- _GOAL OF THE EXERCISE_: Across the listing below, how many lines hold "Niveau"? Reply with the number by itself.

- _EXTRACTED INFORMATION_:
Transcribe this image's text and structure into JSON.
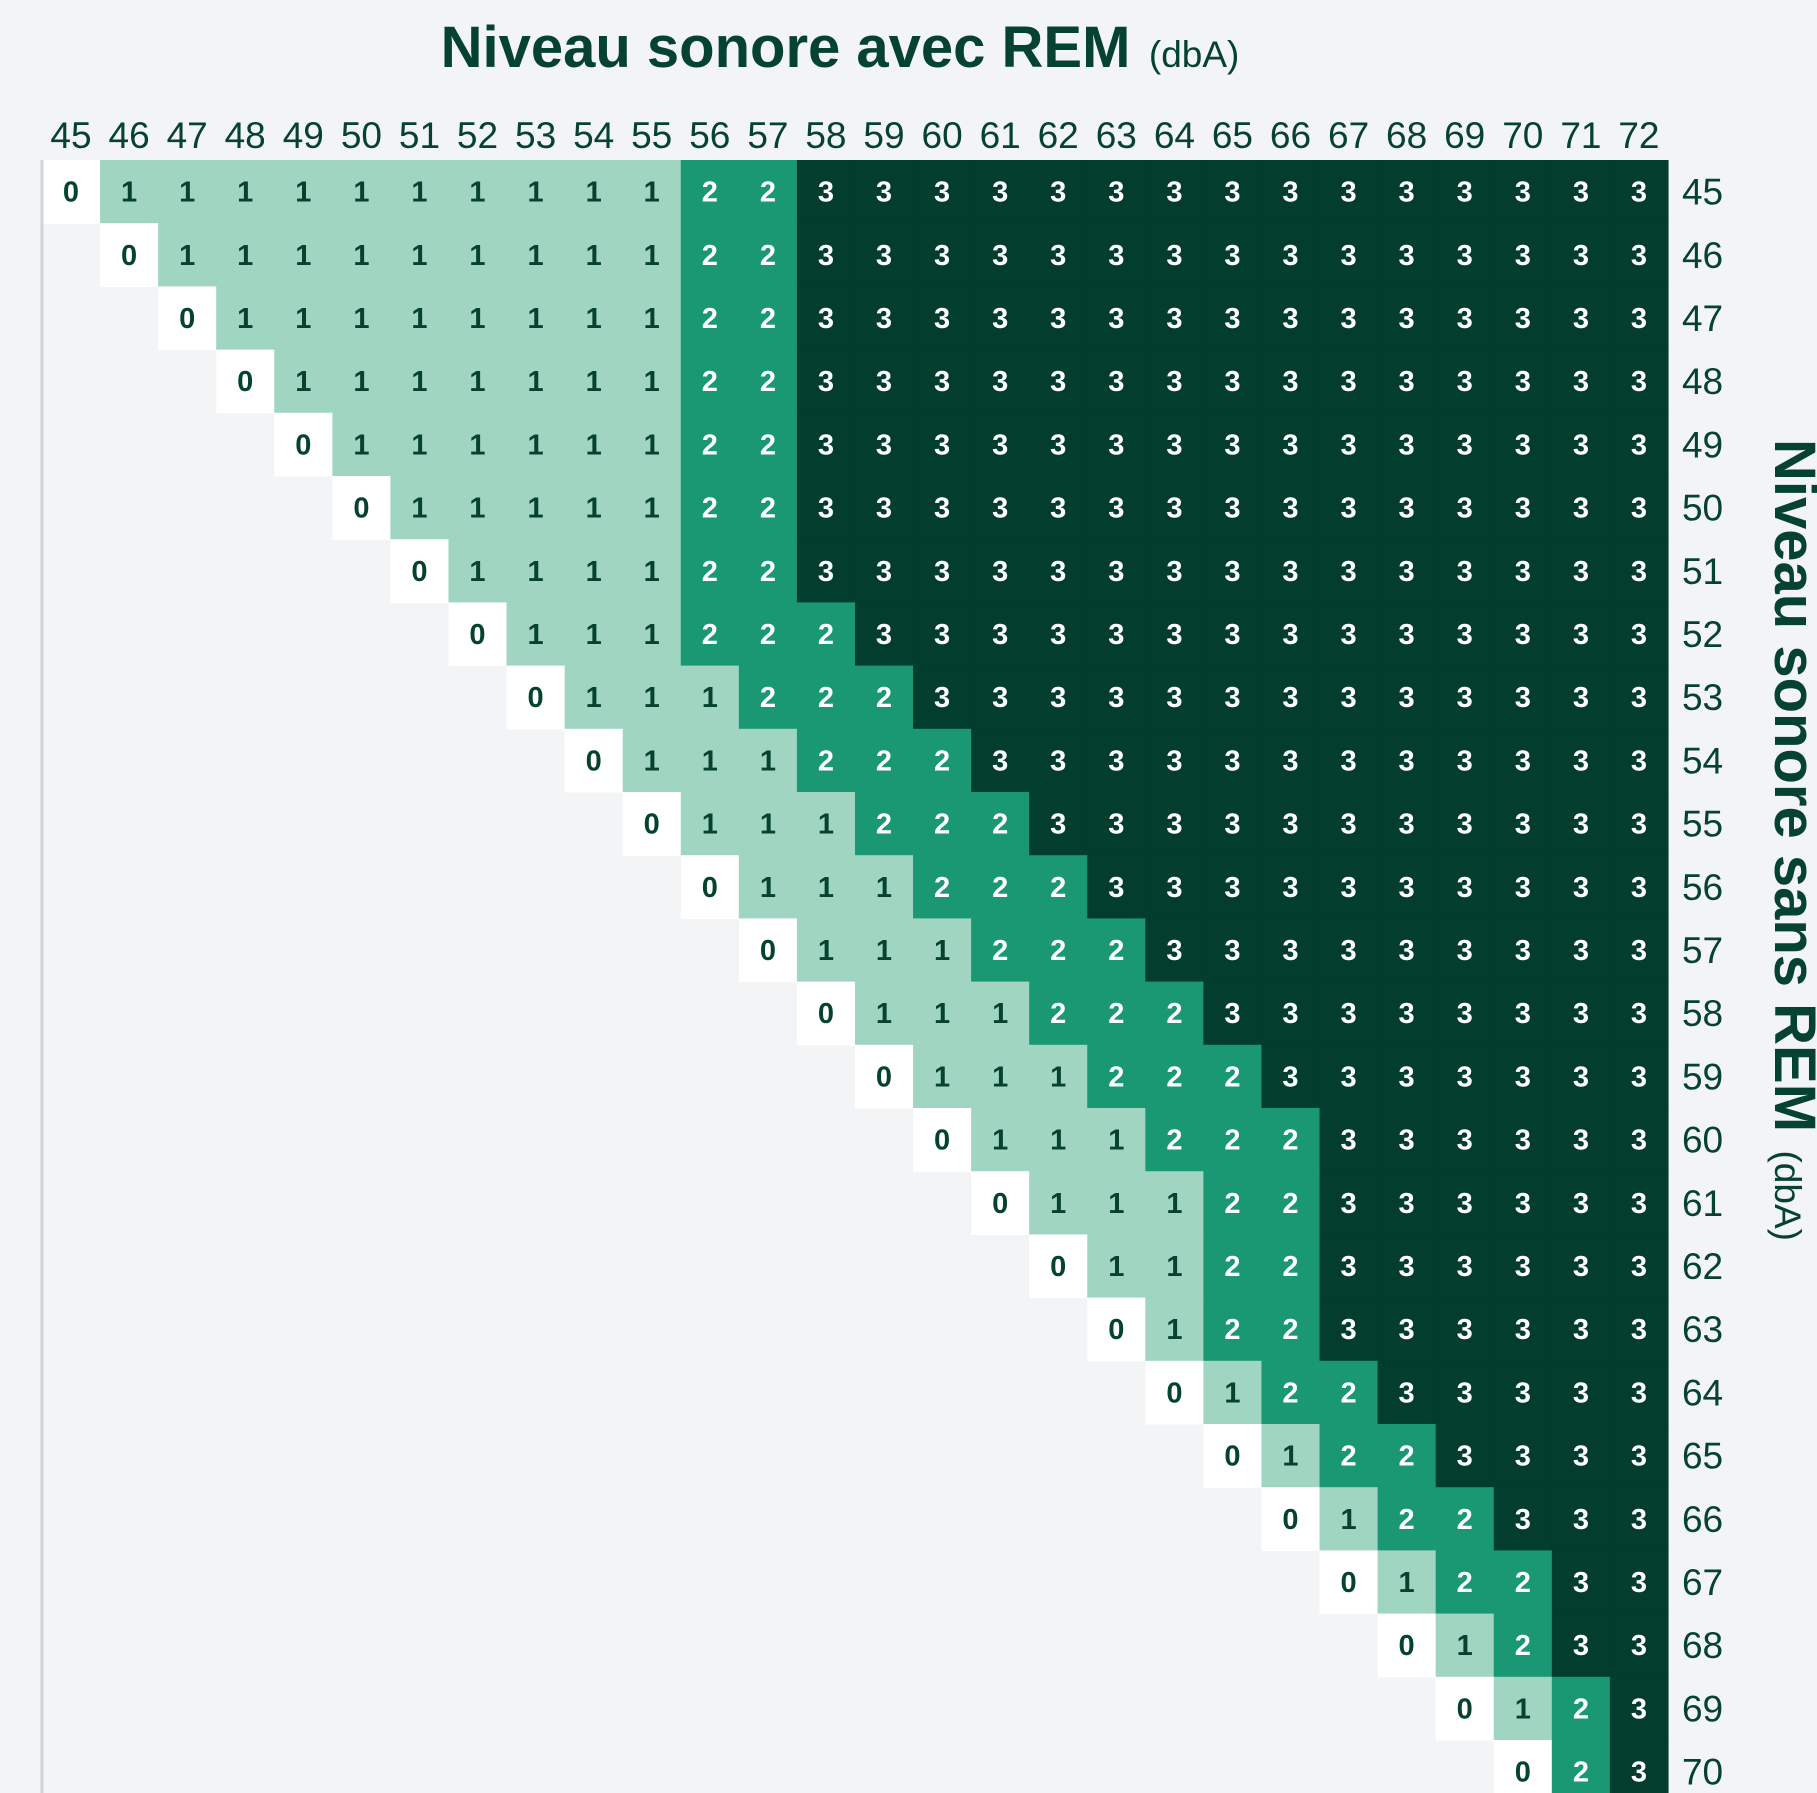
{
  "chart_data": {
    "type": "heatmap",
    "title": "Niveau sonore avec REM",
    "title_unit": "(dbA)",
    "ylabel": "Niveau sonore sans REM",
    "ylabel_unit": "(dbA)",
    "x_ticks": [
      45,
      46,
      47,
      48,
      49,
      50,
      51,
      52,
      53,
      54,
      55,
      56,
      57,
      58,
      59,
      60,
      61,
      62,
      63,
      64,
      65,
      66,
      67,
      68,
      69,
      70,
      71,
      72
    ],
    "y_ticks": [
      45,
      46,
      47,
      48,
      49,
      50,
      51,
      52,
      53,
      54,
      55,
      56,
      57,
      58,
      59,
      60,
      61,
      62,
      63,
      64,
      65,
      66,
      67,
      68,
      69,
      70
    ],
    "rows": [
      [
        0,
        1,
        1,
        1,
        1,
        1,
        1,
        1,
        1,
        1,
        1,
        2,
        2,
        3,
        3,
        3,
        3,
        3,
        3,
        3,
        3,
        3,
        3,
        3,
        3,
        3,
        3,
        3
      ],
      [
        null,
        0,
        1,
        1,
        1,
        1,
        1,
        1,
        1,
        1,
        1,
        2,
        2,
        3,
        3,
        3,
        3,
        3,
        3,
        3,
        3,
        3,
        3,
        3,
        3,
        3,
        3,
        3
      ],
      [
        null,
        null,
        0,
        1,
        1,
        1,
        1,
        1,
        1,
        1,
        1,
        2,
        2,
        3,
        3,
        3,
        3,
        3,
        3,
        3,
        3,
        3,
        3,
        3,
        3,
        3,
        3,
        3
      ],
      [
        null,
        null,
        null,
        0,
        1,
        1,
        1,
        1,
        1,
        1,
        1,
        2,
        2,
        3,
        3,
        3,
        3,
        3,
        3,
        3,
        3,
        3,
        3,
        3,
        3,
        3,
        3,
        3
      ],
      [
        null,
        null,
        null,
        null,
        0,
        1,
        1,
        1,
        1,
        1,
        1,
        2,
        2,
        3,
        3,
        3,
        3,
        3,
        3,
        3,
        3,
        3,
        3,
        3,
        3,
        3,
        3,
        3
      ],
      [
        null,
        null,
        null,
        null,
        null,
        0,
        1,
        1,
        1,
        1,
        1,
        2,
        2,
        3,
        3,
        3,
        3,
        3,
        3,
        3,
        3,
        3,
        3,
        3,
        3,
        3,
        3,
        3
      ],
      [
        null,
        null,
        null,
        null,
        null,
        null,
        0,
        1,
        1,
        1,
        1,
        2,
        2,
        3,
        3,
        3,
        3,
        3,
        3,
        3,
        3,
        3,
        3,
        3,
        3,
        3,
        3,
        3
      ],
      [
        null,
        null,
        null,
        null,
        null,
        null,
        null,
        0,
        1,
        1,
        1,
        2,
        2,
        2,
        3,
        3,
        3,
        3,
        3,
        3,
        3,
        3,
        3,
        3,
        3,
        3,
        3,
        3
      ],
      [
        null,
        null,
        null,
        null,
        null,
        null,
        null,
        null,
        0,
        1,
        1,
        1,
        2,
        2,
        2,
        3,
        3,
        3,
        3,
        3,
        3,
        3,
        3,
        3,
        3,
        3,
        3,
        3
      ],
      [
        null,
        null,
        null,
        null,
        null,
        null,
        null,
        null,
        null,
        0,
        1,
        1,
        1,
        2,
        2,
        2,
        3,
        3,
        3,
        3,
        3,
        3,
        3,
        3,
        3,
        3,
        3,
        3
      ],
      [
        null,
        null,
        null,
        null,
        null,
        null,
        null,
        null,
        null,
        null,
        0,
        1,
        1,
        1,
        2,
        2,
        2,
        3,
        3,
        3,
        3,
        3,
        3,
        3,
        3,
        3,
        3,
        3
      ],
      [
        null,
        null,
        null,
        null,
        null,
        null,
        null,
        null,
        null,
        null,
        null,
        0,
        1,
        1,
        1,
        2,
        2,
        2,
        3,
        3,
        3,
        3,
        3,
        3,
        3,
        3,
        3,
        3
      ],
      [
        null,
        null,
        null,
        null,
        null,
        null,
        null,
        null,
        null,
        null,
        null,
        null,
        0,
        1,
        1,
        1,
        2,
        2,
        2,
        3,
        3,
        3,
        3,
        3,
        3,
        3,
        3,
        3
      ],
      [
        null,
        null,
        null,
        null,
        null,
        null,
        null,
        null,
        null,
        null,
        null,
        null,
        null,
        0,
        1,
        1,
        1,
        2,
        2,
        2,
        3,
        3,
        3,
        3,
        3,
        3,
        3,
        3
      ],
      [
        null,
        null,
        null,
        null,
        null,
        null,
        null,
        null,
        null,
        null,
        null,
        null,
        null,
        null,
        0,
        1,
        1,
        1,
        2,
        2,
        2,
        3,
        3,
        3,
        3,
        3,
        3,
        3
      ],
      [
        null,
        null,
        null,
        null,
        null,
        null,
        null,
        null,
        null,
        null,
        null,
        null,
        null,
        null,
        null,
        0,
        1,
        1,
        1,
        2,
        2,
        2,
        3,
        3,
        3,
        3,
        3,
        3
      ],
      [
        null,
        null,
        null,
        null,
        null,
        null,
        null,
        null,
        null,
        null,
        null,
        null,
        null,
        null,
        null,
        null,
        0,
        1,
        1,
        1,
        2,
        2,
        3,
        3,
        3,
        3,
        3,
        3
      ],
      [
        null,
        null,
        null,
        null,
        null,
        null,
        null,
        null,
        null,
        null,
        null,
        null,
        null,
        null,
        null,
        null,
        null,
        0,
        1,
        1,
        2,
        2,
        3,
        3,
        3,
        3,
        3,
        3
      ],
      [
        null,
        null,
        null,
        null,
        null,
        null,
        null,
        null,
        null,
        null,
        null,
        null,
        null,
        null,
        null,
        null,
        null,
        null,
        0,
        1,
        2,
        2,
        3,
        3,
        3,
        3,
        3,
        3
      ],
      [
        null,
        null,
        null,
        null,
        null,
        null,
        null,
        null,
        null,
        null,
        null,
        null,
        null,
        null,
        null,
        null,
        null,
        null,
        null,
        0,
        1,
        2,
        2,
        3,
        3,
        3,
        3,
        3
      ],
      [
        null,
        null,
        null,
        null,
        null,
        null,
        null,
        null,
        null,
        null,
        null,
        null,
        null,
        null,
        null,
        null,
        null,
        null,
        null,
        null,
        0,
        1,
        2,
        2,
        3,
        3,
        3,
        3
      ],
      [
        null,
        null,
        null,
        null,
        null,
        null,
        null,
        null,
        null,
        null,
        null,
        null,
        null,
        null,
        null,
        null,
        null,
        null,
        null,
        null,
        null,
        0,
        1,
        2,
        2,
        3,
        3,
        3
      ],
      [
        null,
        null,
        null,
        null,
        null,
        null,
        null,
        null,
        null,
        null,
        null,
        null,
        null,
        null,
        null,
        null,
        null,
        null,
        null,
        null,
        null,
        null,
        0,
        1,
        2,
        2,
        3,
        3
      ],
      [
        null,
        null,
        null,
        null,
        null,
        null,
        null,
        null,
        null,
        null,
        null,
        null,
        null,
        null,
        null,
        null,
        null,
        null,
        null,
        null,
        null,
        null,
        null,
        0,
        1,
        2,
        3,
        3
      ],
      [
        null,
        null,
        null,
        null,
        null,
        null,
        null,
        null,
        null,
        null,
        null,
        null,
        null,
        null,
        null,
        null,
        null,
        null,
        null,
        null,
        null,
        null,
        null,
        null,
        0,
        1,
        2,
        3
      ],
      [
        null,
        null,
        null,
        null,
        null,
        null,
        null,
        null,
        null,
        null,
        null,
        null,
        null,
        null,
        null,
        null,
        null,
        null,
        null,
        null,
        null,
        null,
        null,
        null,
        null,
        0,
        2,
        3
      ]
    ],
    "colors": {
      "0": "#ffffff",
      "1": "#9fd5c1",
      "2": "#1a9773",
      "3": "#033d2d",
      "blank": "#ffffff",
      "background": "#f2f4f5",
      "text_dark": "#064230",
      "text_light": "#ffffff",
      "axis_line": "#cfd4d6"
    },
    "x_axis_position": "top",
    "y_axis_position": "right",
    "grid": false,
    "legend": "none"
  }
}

- _EXERCISE OUTPUT_: 2